Go through the listing below and list every line with "made".

╭─ STORED ROWS

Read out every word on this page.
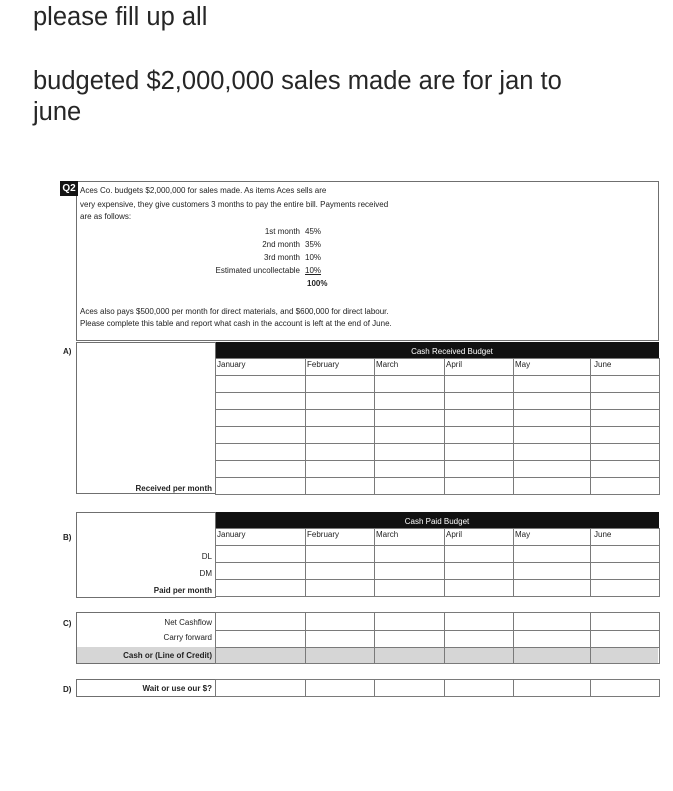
please fill up all
budgeted $2,000,000 sales made are for jan to
june
Q2 Aces Co. budgets $2,000,000 for sales made. As items Aces sells are
very expensive, they give customers 3 months to pay the entire bill. Payments received
are as follows:
1st month 45%
2nd month 35%
3rd month 10%
Estimated uncollectable 10%
100%
Aces also pays $500,000 per month for direct materials, and $600,000 for direct labour.
Please complete this table and report what cash in the account is left at the end of June.
A)	Cash Received Budget
January	February	March	April	May	June
Received per month
B)
Cash Paid Budget
January	February	March	April	May	June
DL
DM
Paid per month
C)	Net Cashflow
Carry forward
Cash or (Line of Credit)
D)	Wait or use our $?
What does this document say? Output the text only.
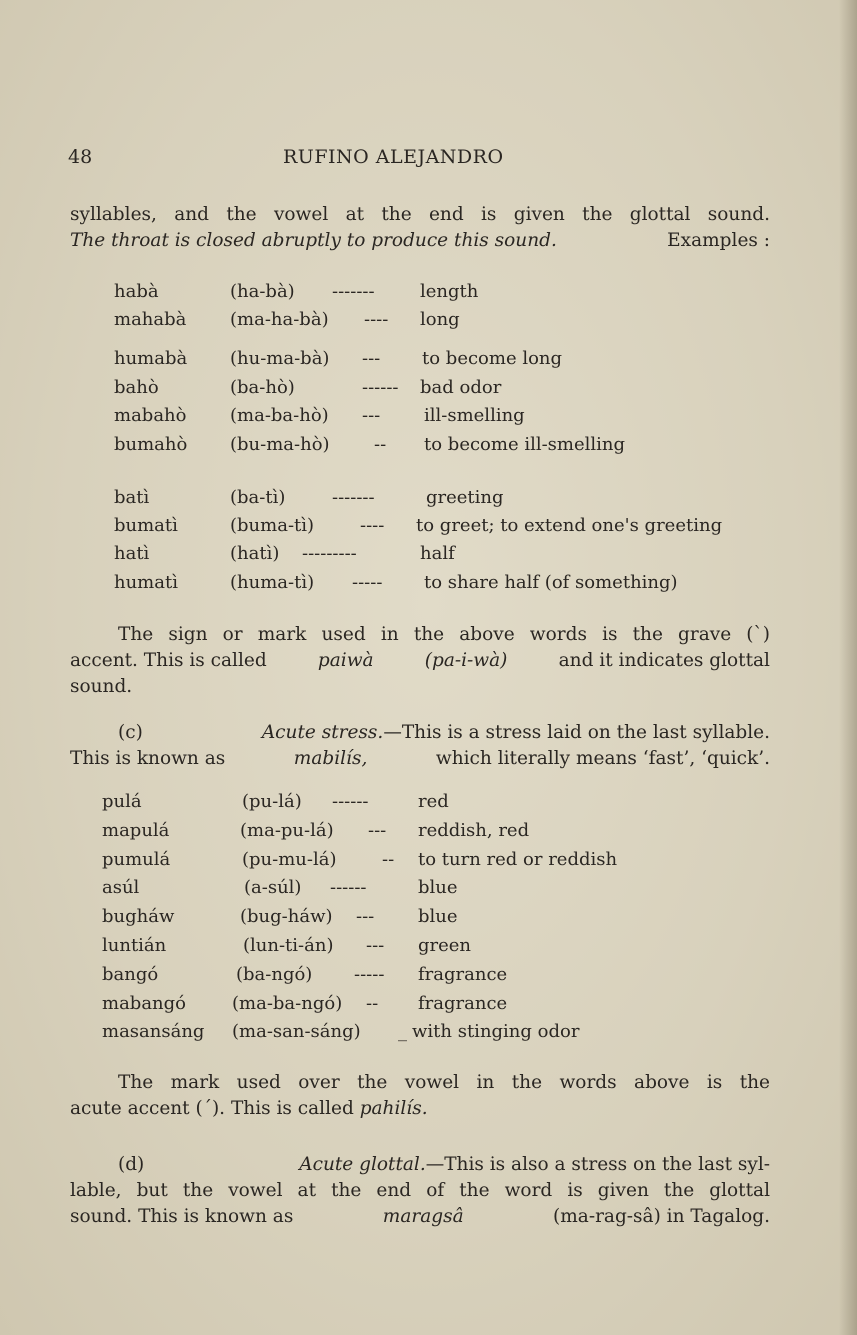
48	RUFINO ALEJANDRO
syllables, and the vowel at the end is given the glottal sound.
The throat is closed abruptly to produce this sound.	Examples :
habà	(ha-bà) -------	length
mahabà (ma-ha-bà) ---- long
humabà (hu-ma-bà) --- to become long
bahò	(ba-hò)	------ bad odor
mabahò (ma-ba-hò) --- ill-smelling
bumahò (bu-ma-hò) -- to become ill-smelling
batì	(ba-tì)	-------	greeting
bumatì	(buma-tì)	---- to greet; to extend one's greeting
hatì	(hatì) ---------	half
humatì	(huma-tì) ----- to share half (of something)
The sign or mark used in the above words is the grave (`)
accent. This is called	paiwà	(pa-i-wà)	and it indicates glottal
sound.
(c)	Acute stress.—This is a stress laid on the last syllable.
This is known as	mabilís,	which literally means ‘fast’, ‘quick’.
pulá	(pu-lá) ------	red
mapulá	(ma-pu-lá) --- reddish, red
pumulá	(pu-mu-lá)	-- to turn red or reddish
asúl	(a-súl) ------	blue
bugháw	(bug-háw) --- blue
luntián	(lun-ti-án) --- green
bangó	(ba-ngó) ----- fragrance
mabangó	(ma-ba-ngó) -- fragrance
masansáng (ma-san-sáng) _ with stinging odor
The mark used over the vowel in the words above is the
acute accent (´). This is called pahilís.
(d)	Acute glottal.—This is also a stress on the last syl-
lable, but the vowel at the end of the word is given the glottal
sound. This is known as	maragsâ	(ma-rag-sâ) in Tagalog.
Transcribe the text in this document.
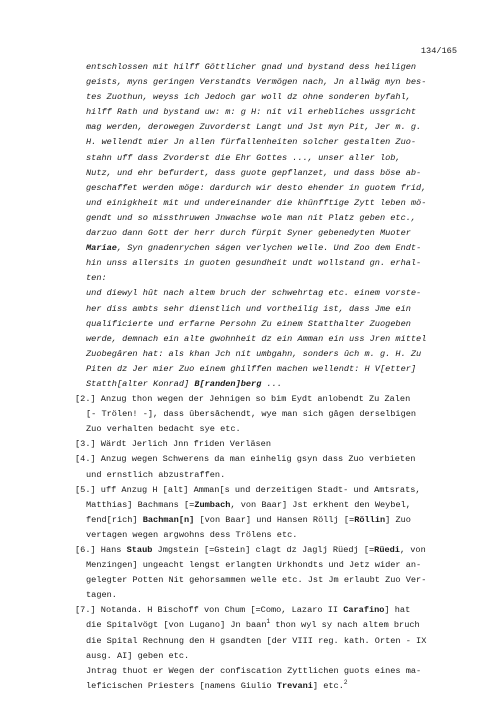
134/165
entschlossen mit hilff Göttlicher gnad und bystand dess heiligen
geists, myns geringen Verstandts Vermögen nach, Jn allwäg myn bes-
tes Zuothun, weyss ich Jedoch gar woll dz ohne sonderen byfahl,
hilff Rath und bystand uw: m: g H: nit vil erhebliches ussgricht
mag werden, derowegen Zuvorderst Langt und Jst myn Pit, Jer m. g.
H. wellendt mier Jn allen fürfallenheiten solcher gestalten Zuo-
stahn uff dass Zvorderst die Ehr Gottes ..., unser aller lob,
Nutz, und ehr befurdert, dass guote gepflanzet, und dass böse ab-
geschaffet werden möge: dardurch wir desto ehender in guotem frid,
und einigkheit mit und undereinander die khünfftige Zytt leben mö-
gendt und so missthruwen Jnwachse wole man nit Platz geben etc.,
darzuo dann Gott der herr durch fürpit Syner gebenedyten Muoter
Mariae, Syn gnadenrychen ságen verlychen welle. Und Zoo dem Endt-
hin unss allersits in guoten gesundheit undt wollstand gn. erhal-
ten:
und diewyl hût nach altem bruch der schwehrtag etc. einem vorste-
her diss ambts sehr dienstlich und vortheilig ist, dass Jme ein
qualificierte und erfarne Persohn Zu einem Statthalter Zuogeben
werde, demnach ein alte gwohnheit dz ein Amman ein uss Jren mittel
Zuobegâren hat: als khan Jch nit umbgahn, sonders ûch m. g. H. Zu
Piten dz Jer mier Zuo einem ghilffen machen wellendt: H V[etter]
Statth[alter Konrad] B[randen]berg ...
[2.] Anzug thon wegen der Jehnigen so bim Eydt anlobendt Zu Zalen
[- Trölen! -], dass ûbersâchendt, wye man sich gâgen derselbigen
Zuo verhalten bedacht sye etc.
[3.] Wärdt Jerlich Jnn friden Verläsen
[4.] Anzug wegen Schwerens da man einhelig gsyn dass Zuo verbieten
und ernstlich abzustraffen.
[5.] uff Anzug H [alt] Amman[s und derzeitigen Stadt- und Amtsrats,
Matthias] Bachmans [=Zumbach, von Baar] Jst erkhent den Weybel,
fend[rich] Bachman[n] [von Baar] und Hansen Röllj [=Röllin] Zuo
vertagen wegen argwohns dess Trölens etc.
[6.] Hans Staub Jmgstein [=Gstein] clagt dz Jaglj Rüedj [=Rüedi, von
Menzingen] ungeacht lengst erlangten Urkhondts und Jetz wider an-
gelegter Potten Nit gehorsammen welle etc. Jst Jm erlaubt Zuo Ver-
tagen.
[7.] Notanda. H Bischoff von Chum [=Como, Lazaro II Carafino] hat
die Spitalvögt [von Lugano] Jn baan$^1$ thon wyl sy nach altem bruch
die Spital Rechnung den H gsandten [der VIII reg. kath. Orten - IX
ausg. AI] geben etc.
Jntrag thuot er Wegen der confiscation Zyttlichen guots eines ma-
leficischen Priesters [namens Giulio Trevani] etc.$^2$
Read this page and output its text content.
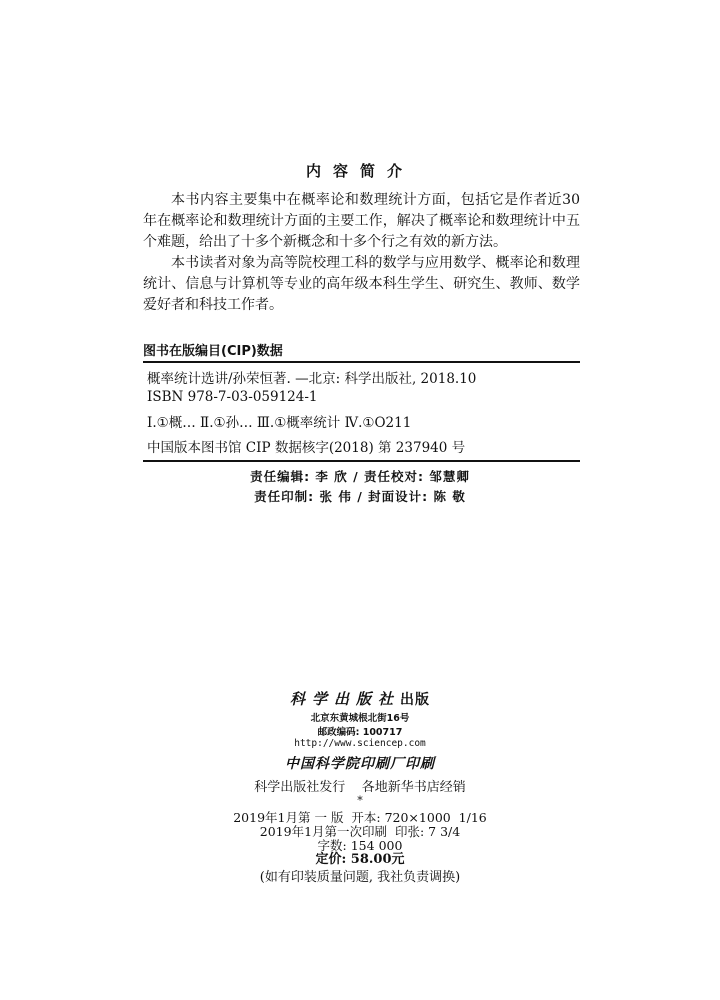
内容简介

本书内容主要集中在概率论和数理统计方面，包括它是作者近30年在概率论和数理统计方面的主要工作，解决了概率论和数理统计中五个难题，给出了十多个新概念和十多个行之有效的新方法。

本书读者对象为高等院校理工科的数学与应用数学、概率论和数理统计、信息与计算机等专业的高年级本科生学生、研究生、教师、数学爱好者和科技工作者。

图书在版编目(CIP)数据
概率统计选讲/孙荣恒著. —北京: 科学出版社, 2018.10
ISBN 978-7-03-059124-1
Ⅰ.①概… Ⅱ.①孙… Ⅲ.①概率统计 Ⅳ.①O211
中国版本图书馆 CIP 数据核字(2018) 第 237940 号
责任编辑: 李 欣 / 责任校对: 邹慧卿
责任印制: 张 伟 / 封面设计: 陈 敬
科学出版社出版
北京东黄城根北街16号
邮政编码: 100717
http://www.sciencep.com
中国科学院印刷厂印刷
科学出版社发行    各地新华书店经销
*
2019年1月第 一 版  开本: 720×1000  1/16
2019年1月第一次印刷  印张: 7 3/4
字数: 154 000
定价: 58.00元
(如有印装质量问题, 我社负责调换)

╰─

§ **ANSWER TO THE EXERCISE**
budgeted $2,000,000 sales made are for jan to
Q2 Aces Co. budgets $2,000,000 for sales made. As items Aces sells are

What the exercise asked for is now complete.